DIRECTIVE — Quote, verbatim, all material below, without pictures.

## start

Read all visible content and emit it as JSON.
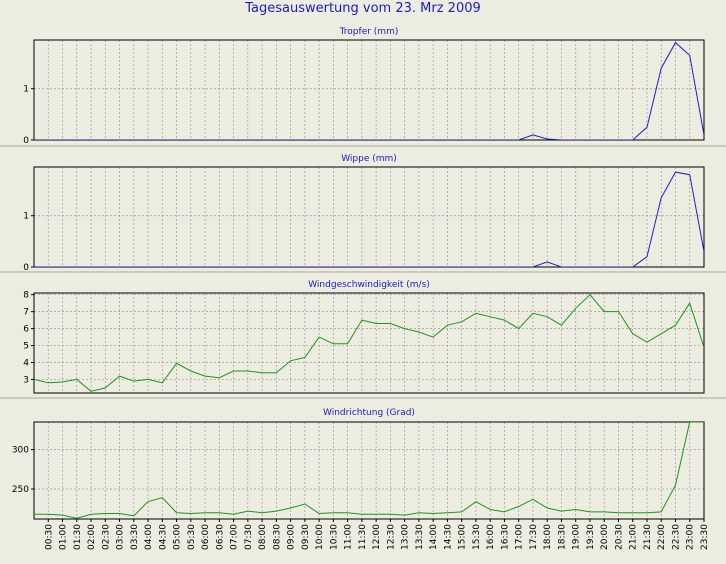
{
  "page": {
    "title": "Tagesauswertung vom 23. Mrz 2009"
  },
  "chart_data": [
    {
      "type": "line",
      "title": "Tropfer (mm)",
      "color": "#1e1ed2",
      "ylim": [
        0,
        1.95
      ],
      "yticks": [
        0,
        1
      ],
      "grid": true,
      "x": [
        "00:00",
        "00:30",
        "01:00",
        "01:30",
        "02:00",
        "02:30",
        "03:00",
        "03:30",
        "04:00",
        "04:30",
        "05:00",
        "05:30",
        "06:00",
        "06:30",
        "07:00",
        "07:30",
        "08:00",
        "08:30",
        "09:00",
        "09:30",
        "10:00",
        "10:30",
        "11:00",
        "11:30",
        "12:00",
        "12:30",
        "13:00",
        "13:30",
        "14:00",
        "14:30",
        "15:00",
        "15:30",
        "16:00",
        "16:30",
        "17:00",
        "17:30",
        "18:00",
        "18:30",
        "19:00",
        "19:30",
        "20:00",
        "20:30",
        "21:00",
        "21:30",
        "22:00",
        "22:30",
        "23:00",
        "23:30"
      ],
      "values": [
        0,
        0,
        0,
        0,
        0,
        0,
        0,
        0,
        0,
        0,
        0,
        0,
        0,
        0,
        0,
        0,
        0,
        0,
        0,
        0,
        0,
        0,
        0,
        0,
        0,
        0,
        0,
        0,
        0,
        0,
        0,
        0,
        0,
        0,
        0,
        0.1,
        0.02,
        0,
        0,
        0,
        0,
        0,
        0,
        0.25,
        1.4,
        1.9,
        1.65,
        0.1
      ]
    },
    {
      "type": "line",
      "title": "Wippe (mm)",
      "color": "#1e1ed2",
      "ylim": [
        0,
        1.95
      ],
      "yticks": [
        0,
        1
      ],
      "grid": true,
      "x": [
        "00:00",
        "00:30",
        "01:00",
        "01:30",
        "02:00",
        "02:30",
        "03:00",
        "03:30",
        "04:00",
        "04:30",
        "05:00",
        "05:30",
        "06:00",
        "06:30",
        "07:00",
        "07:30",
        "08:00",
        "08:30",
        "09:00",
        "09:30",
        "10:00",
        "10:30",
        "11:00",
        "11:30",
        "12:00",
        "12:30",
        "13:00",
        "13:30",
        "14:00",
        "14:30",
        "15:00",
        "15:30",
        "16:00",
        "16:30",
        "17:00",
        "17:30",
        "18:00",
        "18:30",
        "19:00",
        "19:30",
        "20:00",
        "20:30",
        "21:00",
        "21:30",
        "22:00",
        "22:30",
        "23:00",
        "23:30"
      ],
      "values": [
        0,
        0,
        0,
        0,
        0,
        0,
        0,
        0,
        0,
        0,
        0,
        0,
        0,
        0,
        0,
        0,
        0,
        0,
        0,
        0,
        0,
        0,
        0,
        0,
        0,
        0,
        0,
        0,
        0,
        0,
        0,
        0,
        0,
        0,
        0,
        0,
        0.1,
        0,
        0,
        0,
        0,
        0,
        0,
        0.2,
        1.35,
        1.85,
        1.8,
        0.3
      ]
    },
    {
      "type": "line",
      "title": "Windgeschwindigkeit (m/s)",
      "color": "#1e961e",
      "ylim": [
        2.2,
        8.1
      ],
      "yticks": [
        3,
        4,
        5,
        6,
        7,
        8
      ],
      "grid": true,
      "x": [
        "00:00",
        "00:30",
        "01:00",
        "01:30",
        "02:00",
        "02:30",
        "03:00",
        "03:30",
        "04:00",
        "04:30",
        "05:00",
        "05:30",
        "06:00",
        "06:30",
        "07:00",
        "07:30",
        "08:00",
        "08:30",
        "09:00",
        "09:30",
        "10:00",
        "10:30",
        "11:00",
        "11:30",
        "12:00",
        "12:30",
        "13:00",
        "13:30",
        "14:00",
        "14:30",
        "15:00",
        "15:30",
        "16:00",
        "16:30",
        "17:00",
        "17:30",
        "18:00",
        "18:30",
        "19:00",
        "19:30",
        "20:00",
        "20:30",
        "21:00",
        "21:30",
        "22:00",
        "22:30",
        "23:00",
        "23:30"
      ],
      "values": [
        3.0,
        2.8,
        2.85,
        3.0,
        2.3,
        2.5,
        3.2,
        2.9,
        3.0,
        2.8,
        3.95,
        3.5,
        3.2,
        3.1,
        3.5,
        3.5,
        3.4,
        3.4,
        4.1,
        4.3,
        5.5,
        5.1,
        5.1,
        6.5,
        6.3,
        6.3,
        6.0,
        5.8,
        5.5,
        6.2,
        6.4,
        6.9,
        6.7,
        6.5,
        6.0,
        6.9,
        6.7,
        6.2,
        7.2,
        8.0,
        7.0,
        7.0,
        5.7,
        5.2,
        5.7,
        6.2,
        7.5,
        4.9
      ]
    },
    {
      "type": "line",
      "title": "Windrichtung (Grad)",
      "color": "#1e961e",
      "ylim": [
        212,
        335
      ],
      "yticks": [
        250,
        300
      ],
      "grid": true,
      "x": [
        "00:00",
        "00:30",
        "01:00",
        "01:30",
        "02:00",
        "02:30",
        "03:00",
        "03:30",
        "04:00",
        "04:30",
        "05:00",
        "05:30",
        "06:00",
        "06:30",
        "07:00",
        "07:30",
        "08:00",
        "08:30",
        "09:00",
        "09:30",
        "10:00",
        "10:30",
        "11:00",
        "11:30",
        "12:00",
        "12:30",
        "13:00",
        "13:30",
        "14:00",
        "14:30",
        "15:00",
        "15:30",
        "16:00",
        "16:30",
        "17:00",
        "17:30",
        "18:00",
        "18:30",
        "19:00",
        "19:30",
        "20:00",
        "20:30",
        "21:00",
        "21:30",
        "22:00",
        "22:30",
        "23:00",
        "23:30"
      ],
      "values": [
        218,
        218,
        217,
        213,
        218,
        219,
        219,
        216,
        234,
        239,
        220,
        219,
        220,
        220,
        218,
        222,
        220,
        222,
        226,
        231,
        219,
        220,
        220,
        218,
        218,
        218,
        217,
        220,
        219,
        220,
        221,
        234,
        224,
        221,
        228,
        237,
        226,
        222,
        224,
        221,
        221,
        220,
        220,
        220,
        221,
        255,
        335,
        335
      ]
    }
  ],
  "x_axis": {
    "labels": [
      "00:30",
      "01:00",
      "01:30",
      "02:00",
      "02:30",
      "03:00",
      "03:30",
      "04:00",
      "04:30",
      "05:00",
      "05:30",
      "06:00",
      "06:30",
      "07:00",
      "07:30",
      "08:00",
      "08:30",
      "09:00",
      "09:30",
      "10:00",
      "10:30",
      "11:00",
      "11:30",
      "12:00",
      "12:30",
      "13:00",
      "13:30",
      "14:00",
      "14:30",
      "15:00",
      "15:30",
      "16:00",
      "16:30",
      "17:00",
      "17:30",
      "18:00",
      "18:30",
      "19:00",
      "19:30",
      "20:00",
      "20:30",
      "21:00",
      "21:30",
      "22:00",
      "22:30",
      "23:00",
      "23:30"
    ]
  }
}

## end

SOLUTION TO THIS PROBLEM —
Read all visible content and emit it as JSON.
{
  "page": {
    "title": "Tagesauswertung vom 23. Mrz 2009"
  },
  "chart_data": [
    {
      "type": "line",
      "title": "Tropfer (mm)",
      "color": "#1e1ed2",
      "ylim": [
        0,
        1.95
      ],
      "yticks": [
        0,
        1
      ],
      "grid": true,
      "x": [
        "00:00",
        "00:30",
        "01:00",
        "01:30",
        "02:00",
        "02:30",
        "03:00",
        "03:30",
        "04:00",
        "04:30",
        "05:00",
        "05:30",
        "06:00",
        "06:30",
        "07:00",
        "07:30",
        "08:00",
        "08:30",
        "09:00",
        "09:30",
        "10:00",
        "10:30",
        "11:00",
        "11:30",
        "12:00",
        "12:30",
        "13:00",
        "13:30",
        "14:00",
        "14:30",
        "15:00",
        "15:30",
        "16:00",
        "16:30",
        "17:00",
        "17:30",
        "18:00",
        "18:30",
        "19:00",
        "19:30",
        "20:00",
        "20:30",
        "21:00",
        "21:30",
        "22:00",
        "22:30",
        "23:00",
        "23:30"
      ],
      "values": [
        0,
        0,
        0,
        0,
        0,
        0,
        0,
        0,
        0,
        0,
        0,
        0,
        0,
        0,
        0,
        0,
        0,
        0,
        0,
        0,
        0,
        0,
        0,
        0,
        0,
        0,
        0,
        0,
        0,
        0,
        0,
        0,
        0,
        0,
        0,
        0.1,
        0.02,
        0,
        0,
        0,
        0,
        0,
        0,
        0.25,
        1.4,
        1.9,
        1.65,
        0.1
      ]
    },
    {
      "type": "line",
      "title": "Wippe (mm)",
      "color": "#1e1ed2",
      "ylim": [
        0,
        1.95
      ],
      "yticks": [
        0,
        1
      ],
      "grid": true,
      "x": [
        "00:00",
        "00:30",
        "01:00",
        "01:30",
        "02:00",
        "02:30",
        "03:00",
        "03:30",
        "04:00",
        "04:30",
        "05:00",
        "05:30",
        "06:00",
        "06:30",
        "07:00",
        "07:30",
        "08:00",
        "08:30",
        "09:00",
        "09:30",
        "10:00",
        "10:30",
        "11:00",
        "11:30",
        "12:00",
        "12:30",
        "13:00",
        "13:30",
        "14:00",
        "14:30",
        "15:00",
        "15:30",
        "16:00",
        "16:30",
        "17:00",
        "17:30",
        "18:00",
        "18:30",
        "19:00",
        "19:30",
        "20:00",
        "20:30",
        "21:00",
        "21:30",
        "22:00",
        "22:30",
        "23:00",
        "23:30"
      ],
      "values": [
        0,
        0,
        0,
        0,
        0,
        0,
        0,
        0,
        0,
        0,
        0,
        0,
        0,
        0,
        0,
        0,
        0,
        0,
        0,
        0,
        0,
        0,
        0,
        0,
        0,
        0,
        0,
        0,
        0,
        0,
        0,
        0,
        0,
        0,
        0,
        0,
        0.1,
        0,
        0,
        0,
        0,
        0,
        0,
        0.2,
        1.35,
        1.85,
        1.8,
        0.3
      ]
    },
    {
      "type": "line",
      "title": "Windgeschwindigkeit (m/s)",
      "color": "#1e961e",
      "ylim": [
        2.2,
        8.1
      ],
      "yticks": [
        3,
        4,
        5,
        6,
        7,
        8
      ],
      "grid": true,
      "x": [
        "00:00",
        "00:30",
        "01:00",
        "01:30",
        "02:00",
        "02:30",
        "03:00",
        "03:30",
        "04:00",
        "04:30",
        "05:00",
        "05:30",
        "06:00",
        "06:30",
        "07:00",
        "07:30",
        "08:00",
        "08:30",
        "09:00",
        "09:30",
        "10:00",
        "10:30",
        "11:00",
        "11:30",
        "12:00",
        "12:30",
        "13:00",
        "13:30",
        "14:00",
        "14:30",
        "15:00",
        "15:30",
        "16:00",
        "16:30",
        "17:00",
        "17:30",
        "18:00",
        "18:30",
        "19:00",
        "19:30",
        "20:00",
        "20:30",
        "21:00",
        "21:30",
        "22:00",
        "22:30",
        "23:00",
        "23:30"
      ],
      "values": [
        3.0,
        2.8,
        2.85,
        3.0,
        2.3,
        2.5,
        3.2,
        2.9,
        3.0,
        2.8,
        3.95,
        3.5,
        3.2,
        3.1,
        3.5,
        3.5,
        3.4,
        3.4,
        4.1,
        4.3,
        5.5,
        5.1,
        5.1,
        6.5,
        6.3,
        6.3,
        6.0,
        5.8,
        5.5,
        6.2,
        6.4,
        6.9,
        6.7,
        6.5,
        6.0,
        6.9,
        6.7,
        6.2,
        7.2,
        8.0,
        7.0,
        7.0,
        5.7,
        5.2,
        5.7,
        6.2,
        7.5,
        4.9
      ]
    },
    {
      "type": "line",
      "title": "Windrichtung (Grad)",
      "color": "#1e961e",
      "ylim": [
        212,
        335
      ],
      "yticks": [
        250,
        300
      ],
      "grid": true,
      "x": [
        "00:00",
        "00:30",
        "01:00",
        "01:30",
        "02:00",
        "02:30",
        "03:00",
        "03:30",
        "04:00",
        "04:30",
        "05:00",
        "05:30",
        "06:00",
        "06:30",
        "07:00",
        "07:30",
        "08:00",
        "08:30",
        "09:00",
        "09:30",
        "10:00",
        "10:30",
        "11:00",
        "11:30",
        "12:00",
        "12:30",
        "13:00",
        "13:30",
        "14:00",
        "14:30",
        "15:00",
        "15:30",
        "16:00",
        "16:30",
        "17:00",
        "17:30",
        "18:00",
        "18:30",
        "19:00",
        "19:30",
        "20:00",
        "20:30",
        "21:00",
        "21:30",
        "22:00",
        "22:30",
        "23:00",
        "23:30"
      ],
      "values": [
        218,
        218,
        217,
        213,
        218,
        219,
        219,
        216,
        234,
        239,
        220,
        219,
        220,
        220,
        218,
        222,
        220,
        222,
        226,
        231,
        219,
        220,
        220,
        218,
        218,
        218,
        217,
        220,
        219,
        220,
        221,
        234,
        224,
        221,
        228,
        237,
        226,
        222,
        224,
        221,
        221,
        220,
        220,
        220,
        221,
        255,
        335,
        335
      ]
    }
  ],
  "x_axis": {
    "labels": [
      "00:30",
      "01:00",
      "01:30",
      "02:00",
      "02:30",
      "03:00",
      "03:30",
      "04:00",
      "04:30",
      "05:00",
      "05:30",
      "06:00",
      "06:30",
      "07:00",
      "07:30",
      "08:00",
      "08:30",
      "09:00",
      "09:30",
      "10:00",
      "10:30",
      "11:00",
      "11:30",
      "12:00",
      "12:30",
      "13:00",
      "13:30",
      "14:00",
      "14:30",
      "15:00",
      "15:30",
      "16:00",
      "16:30",
      "17:00",
      "17:30",
      "18:00",
      "18:30",
      "19:00",
      "19:30",
      "20:00",
      "20:30",
      "21:00",
      "21:30",
      "22:00",
      "22:30",
      "23:00",
      "23:30"
    ]
  }
}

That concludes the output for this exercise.